=== Data listing ===

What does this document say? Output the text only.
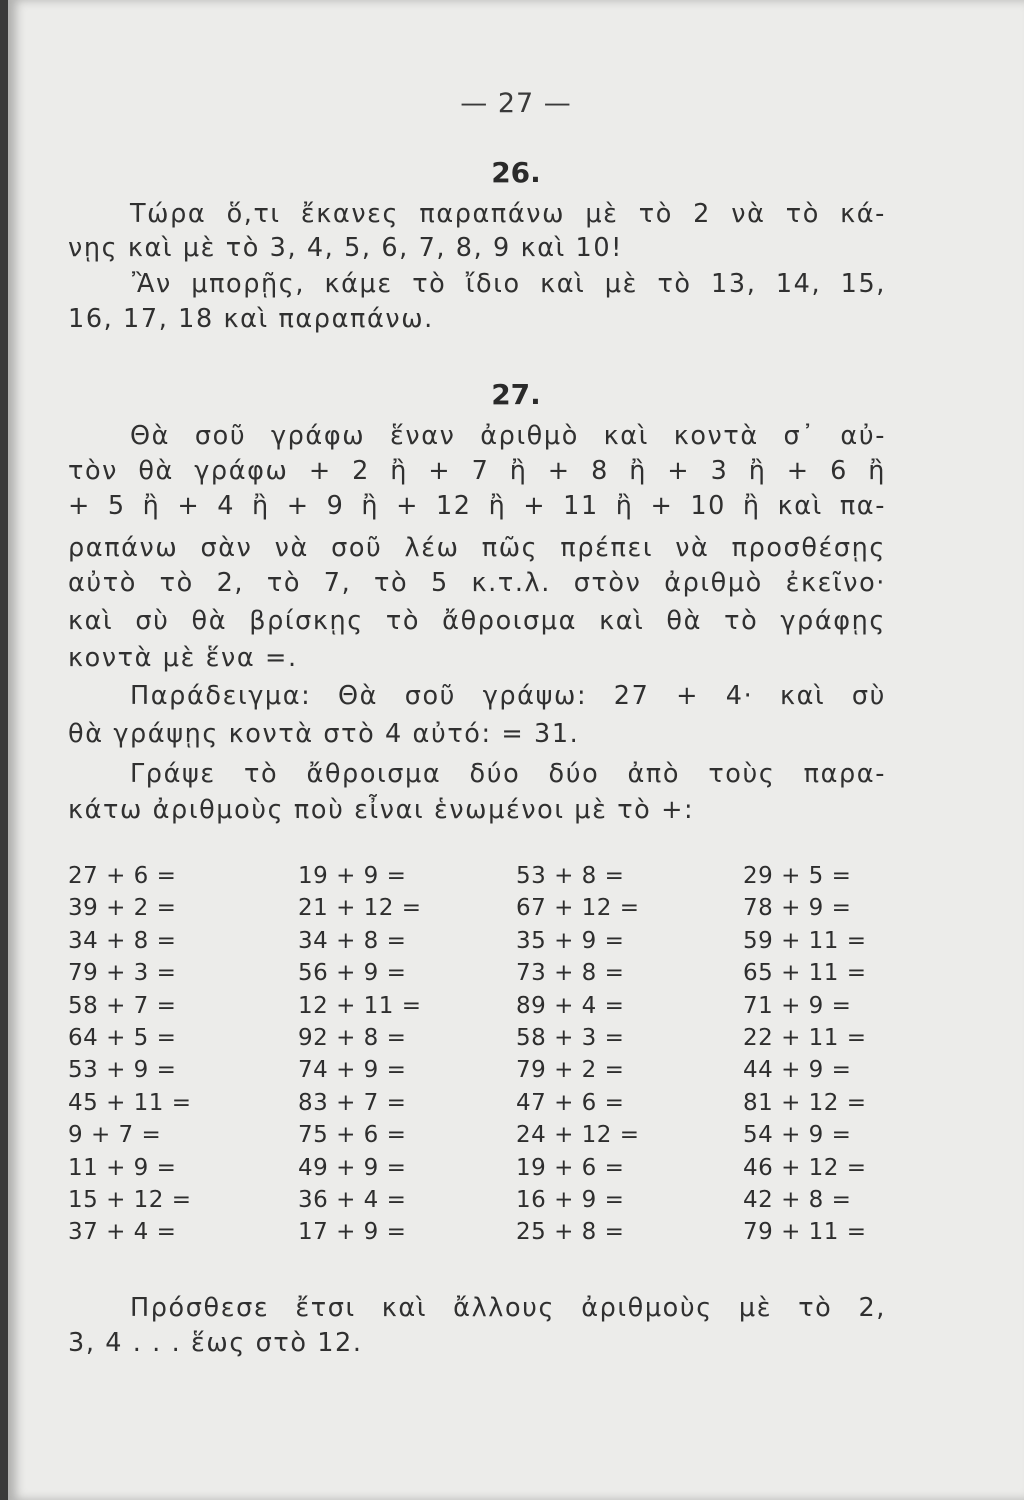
— 27 —
26.
Τώρα ὅ,τι ἔκανες παραπάνω μὲ τὸ 2 νὰ τὸ κά-
νῃς καὶ μὲ τὸ 3, 4, 5, 6, 7, 8, 9 καὶ 10!
Ἂν μπορῇς, κάμε τὸ ἴδιο καὶ μὲ τὸ 13, 14, 15,
16, 17, 18 καὶ παραπάνω.
27.
Θὰ σοῦ γράφω ἕναν ἀριθμὸ καὶ κοντὰ σ᾿ αὐ-
τὸν θὰ γράφω + 2 ἢ + 7 ἢ + 8 ἢ + 3 ἢ + 6 ἢ
+ 5 ἢ + 4 ἢ + 9 ἢ + 12 ἢ + 11 ἢ + 10 ἢ καὶ πα-
ραπάνω σὰν νὰ σοῦ λέω πῶς πρέπει νὰ προσθέσῃς
αὐτὸ τὸ 2, τὸ 7, τὸ 5 κ.τ.λ. στὸν ἀριθμὸ ἐκεῖνο·
καὶ σὺ θὰ βρίσκῃς τὸ ἄθροισμα καὶ θὰ τὸ γράφῃς
κοντὰ μὲ ἕνα =.
Παράδειγμα: Θὰ σοῦ γράψω: 27 + 4· καὶ σὺ
θὰ γράψῃς κοντὰ στὸ 4 αὐτό: = 31.
Γράψε τὸ ἄθροισμα δύο δύο ἀπὸ τοὺς παρα-
κάτω ἀριθμοὺς ποὺ εἶναι ἑνωμένοι μὲ τὸ +:
27 + 6 =
39 + 2 =
34 + 8 =
79 + 3 =
58 + 7 =
64 + 5 =
53 + 9 =
45 + 11 =
9 + 7 =
11 + 9 =
15 + 12 =
37 + 4 =
19 + 9 =
21 + 12 =
34 + 8 =
56 + 9 =
12 + 11 =
92 + 8 =
74 + 9 =
83 + 7 =
75 + 6 =
49 + 9 =
36 + 4 =
17 + 9 =
53 + 8 =
67 + 12 =
35 + 9 =
73 + 8 =
89 + 4 =
58 + 3 =
79 + 2 =
47 + 6 =
24 + 12 =
19 + 6 =
16 + 9 =
25 + 8 =
29 + 5 =
78 + 9 =
59 + 11 =
65 + 11 =
71 + 9 =
22 + 11 =
44 + 9 =
81 + 12 =
54 + 9 =
46 + 12 =
42 + 8 =
79 + 11 =
Πρόσθεσε ἔτσι καὶ ἄλλους ἀριθμοὺς μὲ τὸ 2,
3, 4 . . . ἕως στὸ 12.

===

• Problem to work on
Repeat the listing verbatim. Skip the pictures.

• Response below
What does this document say? Output the text only.
— 27 —
26.
Τώρα ὅ,τι ἔκανες παραπάνω μὲ τὸ 2 νὰ τὸ κά-
νῃς καὶ μὲ τὸ 3, 4, 5, 6, 7, 8, 9 καὶ 10!
Ἂν μπορῇς, κάμε τὸ ἴδιο καὶ μὲ τὸ 13, 14, 15,
16, 17, 18 καὶ παραπάνω.
27.
Θὰ σοῦ γράφω ἕναν ἀριθμὸ καὶ κοντὰ σ᾿ αὐ-
τὸν θὰ γράφω + 2 ἢ + 7 ἢ + 8 ἢ + 3 ἢ + 6 ἢ
+ 5 ἢ + 4 ἢ + 9 ἢ + 12 ἢ + 11 ἢ + 10 ἢ καὶ πα-
ραπάνω σὰν νὰ σοῦ λέω πῶς πρέπει νὰ προσθέσῃς
αὐτὸ τὸ 2, τὸ 7, τὸ 5 κ.τ.λ. στὸν ἀριθμὸ ἐκεῖνο·
καὶ σὺ θὰ βρίσκῃς τὸ ἄθροισμα καὶ θὰ τὸ γράφῃς
κοντὰ μὲ ἕνα =.
Παράδειγμα: Θὰ σοῦ γράψω: 27 + 4· καὶ σὺ
θὰ γράψῃς κοντὰ στὸ 4 αὐτό: = 31.
Γράψε τὸ ἄθροισμα δύο δύο ἀπὸ τοὺς παρα-
κάτω ἀριθμοὺς ποὺ εἶναι ἑνωμένοι μὲ τὸ +:
27 + 6 =
39 + 2 =
34 + 8 =
79 + 3 =
58 + 7 =
64 + 5 =
53 + 9 =
45 + 11 =
9 + 7 =
11 + 9 =
15 + 12 =
37 + 4 =
19 + 9 =
21 + 12 =
34 + 8 =
56 + 9 =
12 + 11 =
92 + 8 =
74 + 9 =
83 + 7 =
75 + 6 =
49 + 9 =
36 + 4 =
17 + 9 =
53 + 8 =
67 + 12 =
35 + 9 =
73 + 8 =
89 + 4 =
58 + 3 =
79 + 2 =
47 + 6 =
24 + 12 =
19 + 6 =
16 + 9 =
25 + 8 =
29 + 5 =
78 + 9 =
59 + 11 =
65 + 11 =
71 + 9 =
22 + 11 =
44 + 9 =
81 + 12 =
54 + 9 =
46 + 12 =
42 + 8 =
79 + 11 =
Πρόσθεσε ἔτσι καὶ ἄλλους ἀριθμοὺς μὲ τὸ 2,
3, 4 . . . ἕως στὸ 12.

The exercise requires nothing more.